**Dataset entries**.
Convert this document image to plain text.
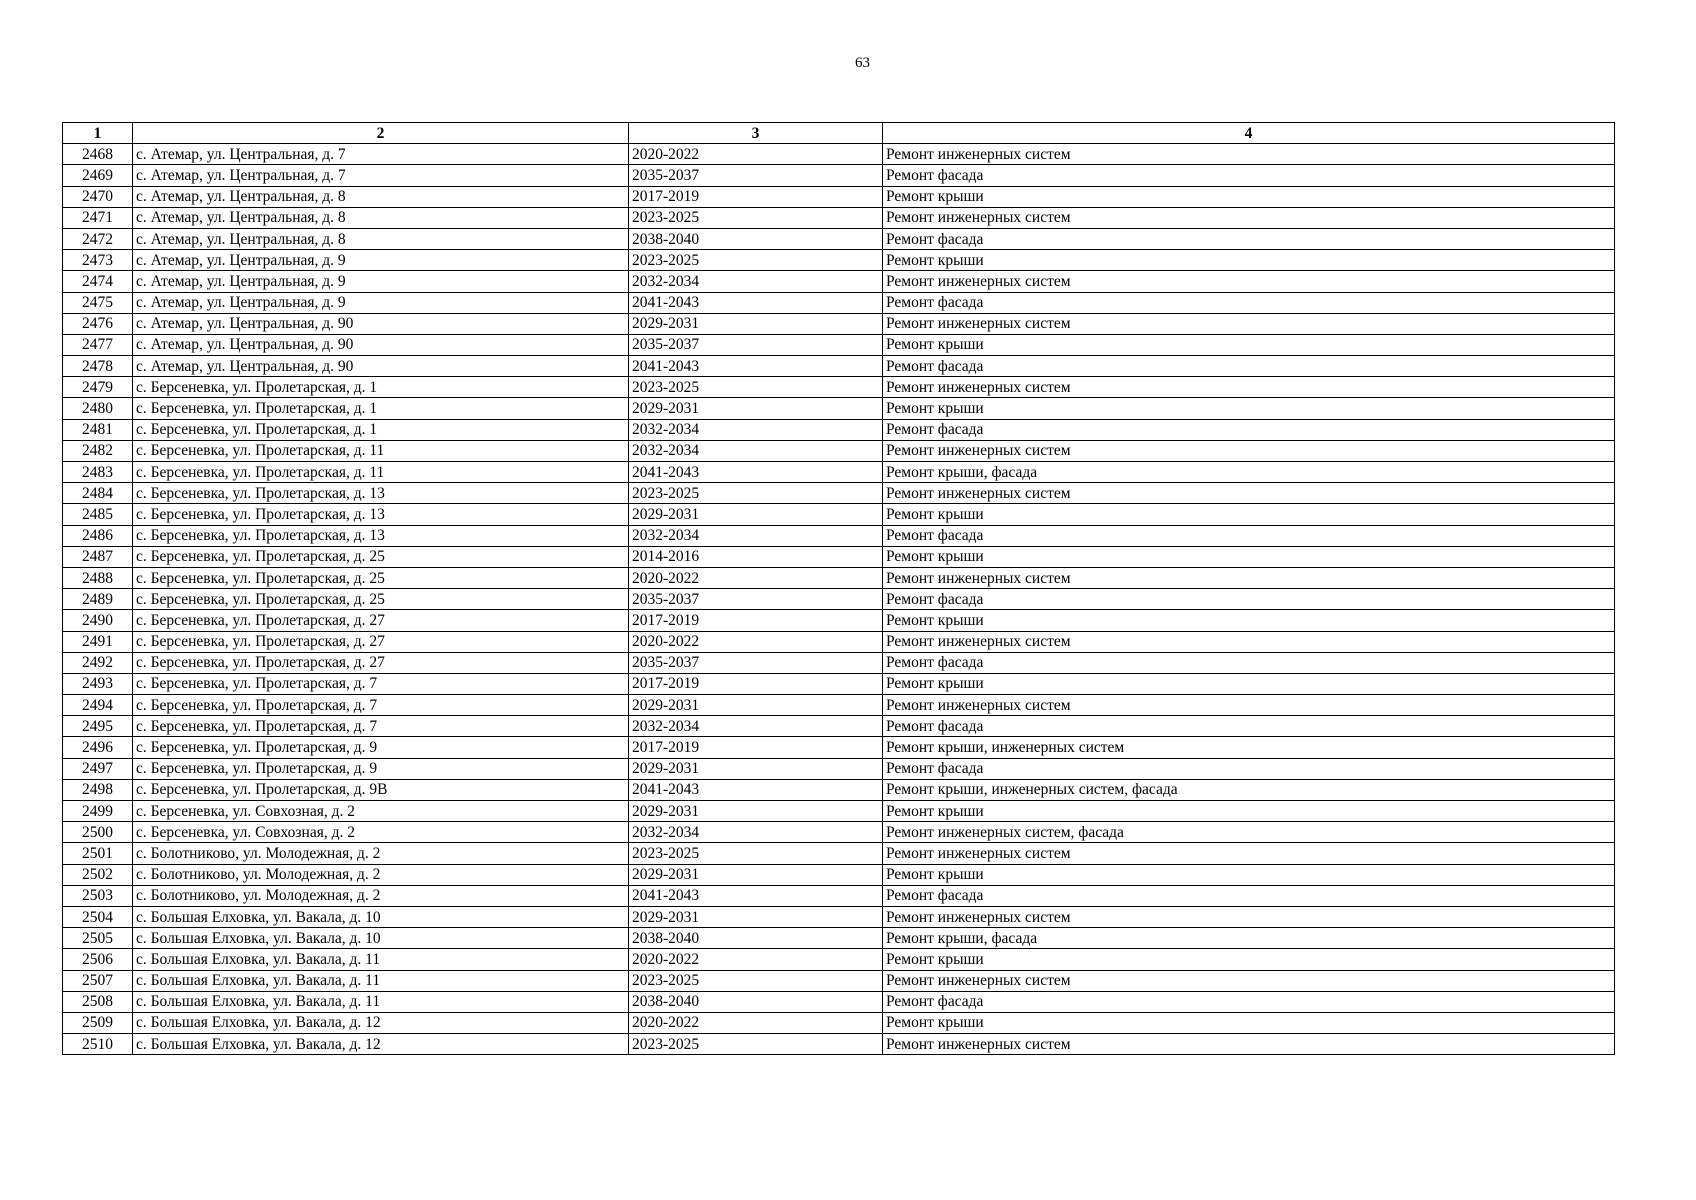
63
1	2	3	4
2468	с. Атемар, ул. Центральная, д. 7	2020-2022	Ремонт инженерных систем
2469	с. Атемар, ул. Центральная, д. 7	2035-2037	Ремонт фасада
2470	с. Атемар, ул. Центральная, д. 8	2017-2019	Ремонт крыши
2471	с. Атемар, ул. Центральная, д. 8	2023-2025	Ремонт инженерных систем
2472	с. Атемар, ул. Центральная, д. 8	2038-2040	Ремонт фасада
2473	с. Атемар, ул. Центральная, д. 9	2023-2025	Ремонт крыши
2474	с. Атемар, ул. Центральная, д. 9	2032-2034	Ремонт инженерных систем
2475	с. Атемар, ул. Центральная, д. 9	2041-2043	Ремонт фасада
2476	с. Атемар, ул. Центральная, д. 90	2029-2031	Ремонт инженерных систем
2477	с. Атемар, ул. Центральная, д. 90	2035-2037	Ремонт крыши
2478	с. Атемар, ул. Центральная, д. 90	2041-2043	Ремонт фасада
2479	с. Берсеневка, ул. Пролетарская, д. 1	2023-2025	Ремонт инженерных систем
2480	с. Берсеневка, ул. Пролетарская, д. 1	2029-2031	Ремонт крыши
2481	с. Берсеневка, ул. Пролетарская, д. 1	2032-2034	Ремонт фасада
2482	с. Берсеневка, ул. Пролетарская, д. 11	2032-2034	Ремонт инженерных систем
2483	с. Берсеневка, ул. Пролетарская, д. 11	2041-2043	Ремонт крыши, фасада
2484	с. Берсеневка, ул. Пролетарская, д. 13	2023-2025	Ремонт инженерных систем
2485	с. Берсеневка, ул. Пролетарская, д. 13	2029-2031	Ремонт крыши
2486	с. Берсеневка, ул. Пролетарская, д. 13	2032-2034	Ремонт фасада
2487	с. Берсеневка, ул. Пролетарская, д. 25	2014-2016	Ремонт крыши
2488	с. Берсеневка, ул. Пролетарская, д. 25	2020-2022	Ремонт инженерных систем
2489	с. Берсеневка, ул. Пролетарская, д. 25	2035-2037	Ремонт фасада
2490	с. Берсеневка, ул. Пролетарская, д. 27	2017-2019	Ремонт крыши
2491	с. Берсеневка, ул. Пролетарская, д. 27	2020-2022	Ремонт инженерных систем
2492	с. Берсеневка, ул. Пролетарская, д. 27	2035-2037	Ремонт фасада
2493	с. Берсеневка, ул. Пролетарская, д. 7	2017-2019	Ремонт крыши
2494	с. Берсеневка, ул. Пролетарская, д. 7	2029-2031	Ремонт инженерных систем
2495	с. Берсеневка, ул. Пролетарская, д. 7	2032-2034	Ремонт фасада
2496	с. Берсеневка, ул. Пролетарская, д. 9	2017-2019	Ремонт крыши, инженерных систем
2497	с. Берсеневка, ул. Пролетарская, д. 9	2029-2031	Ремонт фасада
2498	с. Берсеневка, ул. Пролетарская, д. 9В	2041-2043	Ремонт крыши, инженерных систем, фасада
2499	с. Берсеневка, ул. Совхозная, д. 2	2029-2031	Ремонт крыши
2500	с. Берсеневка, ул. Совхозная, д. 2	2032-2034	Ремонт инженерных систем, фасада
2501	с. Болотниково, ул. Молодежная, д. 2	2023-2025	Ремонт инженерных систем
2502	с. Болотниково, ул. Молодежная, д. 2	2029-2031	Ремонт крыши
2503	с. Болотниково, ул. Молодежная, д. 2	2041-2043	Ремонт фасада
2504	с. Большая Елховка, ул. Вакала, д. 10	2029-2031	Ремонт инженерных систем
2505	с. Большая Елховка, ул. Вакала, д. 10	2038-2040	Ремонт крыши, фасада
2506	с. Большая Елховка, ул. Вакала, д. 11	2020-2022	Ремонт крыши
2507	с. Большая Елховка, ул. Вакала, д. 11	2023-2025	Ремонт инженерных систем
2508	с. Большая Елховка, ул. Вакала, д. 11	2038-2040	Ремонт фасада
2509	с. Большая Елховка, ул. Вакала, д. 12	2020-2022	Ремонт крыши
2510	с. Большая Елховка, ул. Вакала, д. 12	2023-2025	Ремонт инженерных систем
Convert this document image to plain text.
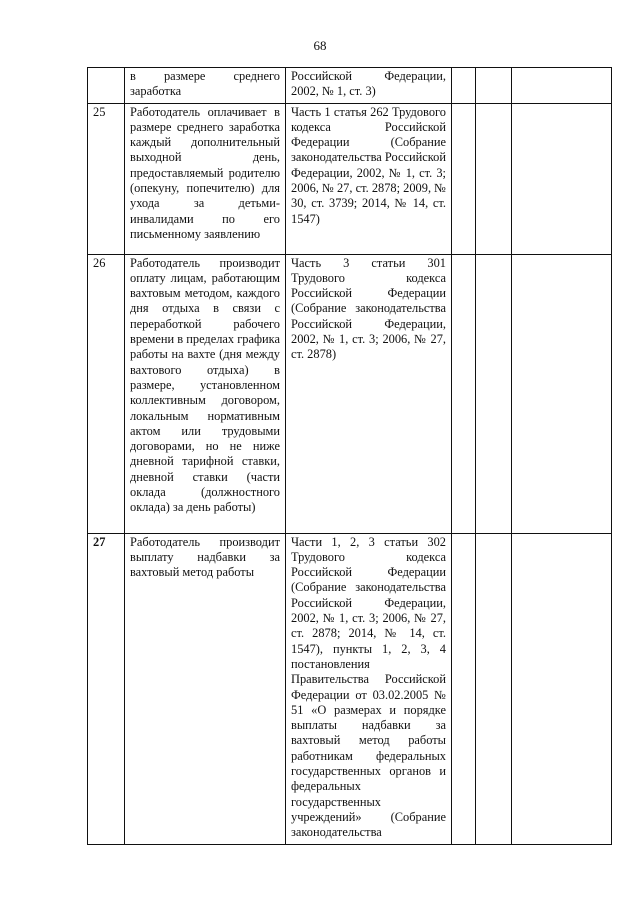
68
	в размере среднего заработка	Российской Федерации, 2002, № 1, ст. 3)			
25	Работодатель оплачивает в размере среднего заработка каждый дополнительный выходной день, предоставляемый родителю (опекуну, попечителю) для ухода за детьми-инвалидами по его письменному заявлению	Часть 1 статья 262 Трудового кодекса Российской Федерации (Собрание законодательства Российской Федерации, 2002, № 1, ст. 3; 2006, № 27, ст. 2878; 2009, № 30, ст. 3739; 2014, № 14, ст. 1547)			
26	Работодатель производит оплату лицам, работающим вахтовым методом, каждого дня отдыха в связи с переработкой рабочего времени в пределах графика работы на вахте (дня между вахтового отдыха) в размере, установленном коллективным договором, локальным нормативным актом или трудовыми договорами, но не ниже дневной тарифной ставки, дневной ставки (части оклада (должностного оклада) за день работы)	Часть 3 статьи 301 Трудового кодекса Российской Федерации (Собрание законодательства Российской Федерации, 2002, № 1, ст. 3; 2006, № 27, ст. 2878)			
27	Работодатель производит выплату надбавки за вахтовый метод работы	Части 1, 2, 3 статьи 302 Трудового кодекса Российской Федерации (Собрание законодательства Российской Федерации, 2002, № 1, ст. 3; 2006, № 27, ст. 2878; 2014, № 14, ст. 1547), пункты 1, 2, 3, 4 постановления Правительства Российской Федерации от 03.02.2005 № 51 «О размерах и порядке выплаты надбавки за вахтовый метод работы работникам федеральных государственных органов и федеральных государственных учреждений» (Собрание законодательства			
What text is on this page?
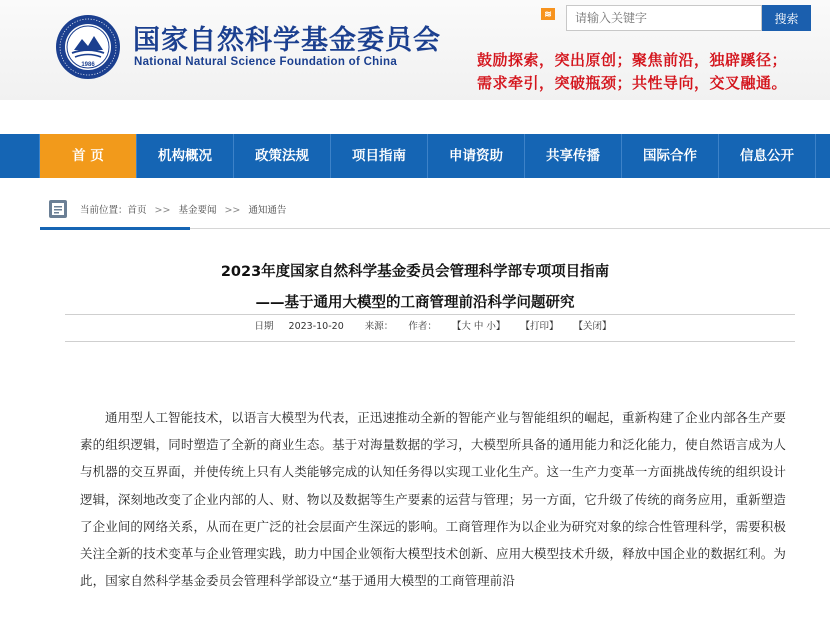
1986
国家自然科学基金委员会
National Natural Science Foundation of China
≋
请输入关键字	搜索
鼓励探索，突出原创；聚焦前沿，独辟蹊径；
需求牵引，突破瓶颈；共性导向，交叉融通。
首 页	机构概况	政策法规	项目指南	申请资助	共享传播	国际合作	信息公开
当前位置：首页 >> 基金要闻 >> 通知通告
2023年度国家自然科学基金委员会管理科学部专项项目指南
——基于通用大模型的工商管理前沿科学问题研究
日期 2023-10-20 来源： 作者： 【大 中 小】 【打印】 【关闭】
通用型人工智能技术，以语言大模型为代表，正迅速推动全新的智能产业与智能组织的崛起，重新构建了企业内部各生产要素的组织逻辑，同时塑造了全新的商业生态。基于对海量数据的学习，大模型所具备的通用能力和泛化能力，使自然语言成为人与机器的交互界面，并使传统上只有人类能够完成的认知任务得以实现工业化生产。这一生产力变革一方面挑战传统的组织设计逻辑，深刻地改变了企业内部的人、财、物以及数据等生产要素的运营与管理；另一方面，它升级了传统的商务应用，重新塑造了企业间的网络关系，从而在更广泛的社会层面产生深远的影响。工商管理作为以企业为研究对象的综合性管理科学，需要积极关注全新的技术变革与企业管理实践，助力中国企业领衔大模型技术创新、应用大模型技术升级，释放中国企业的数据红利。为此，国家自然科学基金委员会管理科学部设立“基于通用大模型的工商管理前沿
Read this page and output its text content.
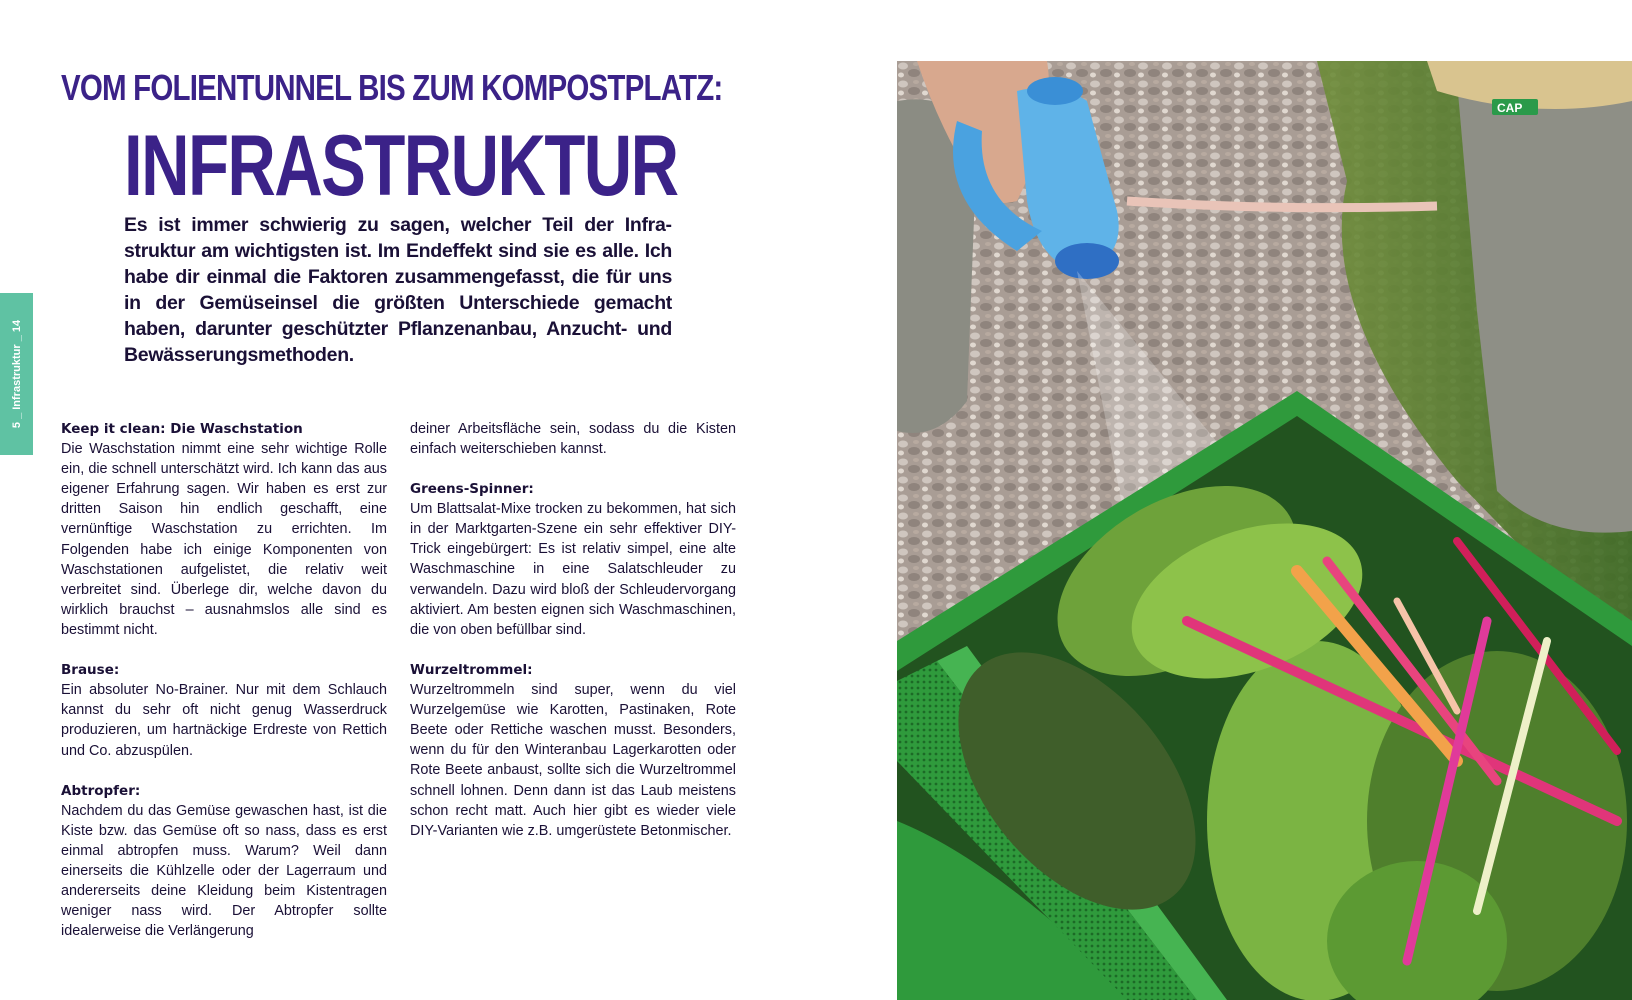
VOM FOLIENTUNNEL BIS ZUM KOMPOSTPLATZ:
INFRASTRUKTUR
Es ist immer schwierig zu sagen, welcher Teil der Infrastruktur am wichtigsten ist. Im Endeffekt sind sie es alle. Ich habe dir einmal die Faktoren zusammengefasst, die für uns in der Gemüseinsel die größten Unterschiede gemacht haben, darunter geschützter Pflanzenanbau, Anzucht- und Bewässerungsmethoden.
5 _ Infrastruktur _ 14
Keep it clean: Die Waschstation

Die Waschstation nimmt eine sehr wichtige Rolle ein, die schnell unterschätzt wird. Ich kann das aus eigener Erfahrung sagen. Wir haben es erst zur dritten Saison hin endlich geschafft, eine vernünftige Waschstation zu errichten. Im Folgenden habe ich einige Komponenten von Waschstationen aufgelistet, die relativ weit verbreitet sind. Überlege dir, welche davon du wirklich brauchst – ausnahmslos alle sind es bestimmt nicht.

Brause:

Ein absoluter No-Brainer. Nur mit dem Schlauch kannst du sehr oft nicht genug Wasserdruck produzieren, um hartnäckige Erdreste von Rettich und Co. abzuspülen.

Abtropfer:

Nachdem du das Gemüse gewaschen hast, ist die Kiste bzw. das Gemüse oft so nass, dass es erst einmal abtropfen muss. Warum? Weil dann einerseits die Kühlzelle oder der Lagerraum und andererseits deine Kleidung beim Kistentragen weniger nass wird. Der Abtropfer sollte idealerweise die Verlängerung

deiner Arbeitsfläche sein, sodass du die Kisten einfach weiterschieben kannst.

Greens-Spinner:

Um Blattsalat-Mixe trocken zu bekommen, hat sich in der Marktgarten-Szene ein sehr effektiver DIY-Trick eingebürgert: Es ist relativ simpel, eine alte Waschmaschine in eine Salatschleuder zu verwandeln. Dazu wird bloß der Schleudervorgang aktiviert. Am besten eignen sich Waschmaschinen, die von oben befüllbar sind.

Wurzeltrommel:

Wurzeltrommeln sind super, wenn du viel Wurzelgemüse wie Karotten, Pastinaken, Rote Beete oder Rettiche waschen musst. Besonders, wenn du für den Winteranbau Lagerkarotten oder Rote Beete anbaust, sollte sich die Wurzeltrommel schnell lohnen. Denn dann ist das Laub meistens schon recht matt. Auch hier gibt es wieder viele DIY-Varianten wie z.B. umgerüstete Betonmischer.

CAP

**GIVEN PROBLEM**.
Scan the material above. Return every line containing the string "nicht".

**TASK RESPONSE**.
Die Waschstation nimmt eine sehr wichtige Rolle ein, die schnell unterschätzt wird. Ich kann das aus eigener Erfahrung sagen. Wir haben es erst zur dritten Saison hin endlich geschafft, eine vernünftige Waschstation zu errichten. Im Folgenden habe ich einige Komponenten von Waschstationen aufgelistet, die relativ weit verbreitet sind. Überlege dir, welche davon du wirklich brauchst – ausnahmslos alle sind es bestimmt nicht.
Ein absoluter No-Brainer. Nur mit dem Schlauch kannst du sehr oft nicht genug Wasserdruck produzieren, um hartnäckige Erdreste von Rettich und Co. abzuspülen.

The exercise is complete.